> **Provided information**:
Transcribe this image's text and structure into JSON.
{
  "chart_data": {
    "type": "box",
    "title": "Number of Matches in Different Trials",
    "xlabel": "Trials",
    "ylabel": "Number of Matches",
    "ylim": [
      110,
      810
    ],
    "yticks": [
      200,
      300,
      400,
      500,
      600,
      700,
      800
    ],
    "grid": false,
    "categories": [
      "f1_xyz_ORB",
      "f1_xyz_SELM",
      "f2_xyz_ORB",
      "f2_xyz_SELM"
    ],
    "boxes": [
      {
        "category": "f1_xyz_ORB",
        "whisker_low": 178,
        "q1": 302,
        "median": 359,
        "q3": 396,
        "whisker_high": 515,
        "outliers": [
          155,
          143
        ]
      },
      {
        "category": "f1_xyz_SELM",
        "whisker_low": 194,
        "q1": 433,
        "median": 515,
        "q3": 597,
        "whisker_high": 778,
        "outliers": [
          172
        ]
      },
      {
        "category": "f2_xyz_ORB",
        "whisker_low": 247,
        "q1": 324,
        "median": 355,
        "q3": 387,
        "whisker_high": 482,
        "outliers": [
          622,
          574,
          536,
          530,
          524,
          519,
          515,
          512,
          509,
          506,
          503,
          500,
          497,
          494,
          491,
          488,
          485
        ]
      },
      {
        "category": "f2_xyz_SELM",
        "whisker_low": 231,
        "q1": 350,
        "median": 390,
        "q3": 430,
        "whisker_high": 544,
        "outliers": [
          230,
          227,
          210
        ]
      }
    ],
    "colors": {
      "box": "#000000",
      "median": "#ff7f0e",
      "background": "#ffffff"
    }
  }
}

> **Task objective**:
Retype each record exactly, leaving nothing out.

> **Correct output**:
Transcribe this image's text and structure into JSON.
{
  "chart_data": {
    "type": "box",
    "title": "Number of Matches in Different Trials",
    "xlabel": "Trials",
    "ylabel": "Number of Matches",
    "ylim": [
      110,
      810
    ],
    "yticks": [
      200,
      300,
      400,
      500,
      600,
      700,
      800
    ],
    "grid": false,
    "categories": [
      "f1_xyz_ORB",
      "f1_xyz_SELM",
      "f2_xyz_ORB",
      "f2_xyz_SELM"
    ],
    "boxes": [
      {
        "category": "f1_xyz_ORB",
        "whisker_low": 178,
        "q1": 302,
        "median": 359,
        "q3": 396,
        "whisker_high": 515,
        "outliers": [
          155,
          143
        ]
      },
      {
        "category": "f1_xyz_SELM",
        "whisker_low": 194,
        "q1": 433,
        "median": 515,
        "q3": 597,
        "whisker_high": 778,
        "outliers": [
          172
        ]
      },
      {
        "category": "f2_xyz_ORB",
        "whisker_low": 247,
        "q1": 324,
        "median": 355,
        "q3": 387,
        "whisker_high": 482,
        "outliers": [
          622,
          574,
          536,
          530,
          524,
          519,
          515,
          512,
          509,
          506,
          503,
          500,
          497,
          494,
          491,
          488,
          485
        ]
      },
      {
        "category": "f2_xyz_SELM",
        "whisker_low": 231,
        "q1": 350,
        "median": 390,
        "q3": 430,
        "whisker_high": 544,
        "outliers": [
          230,
          227,
          210
        ]
      }
    ],
    "colors": {
      "box": "#000000",
      "median": "#ff7f0e",
      "background": "#ffffff"
    }
  }
}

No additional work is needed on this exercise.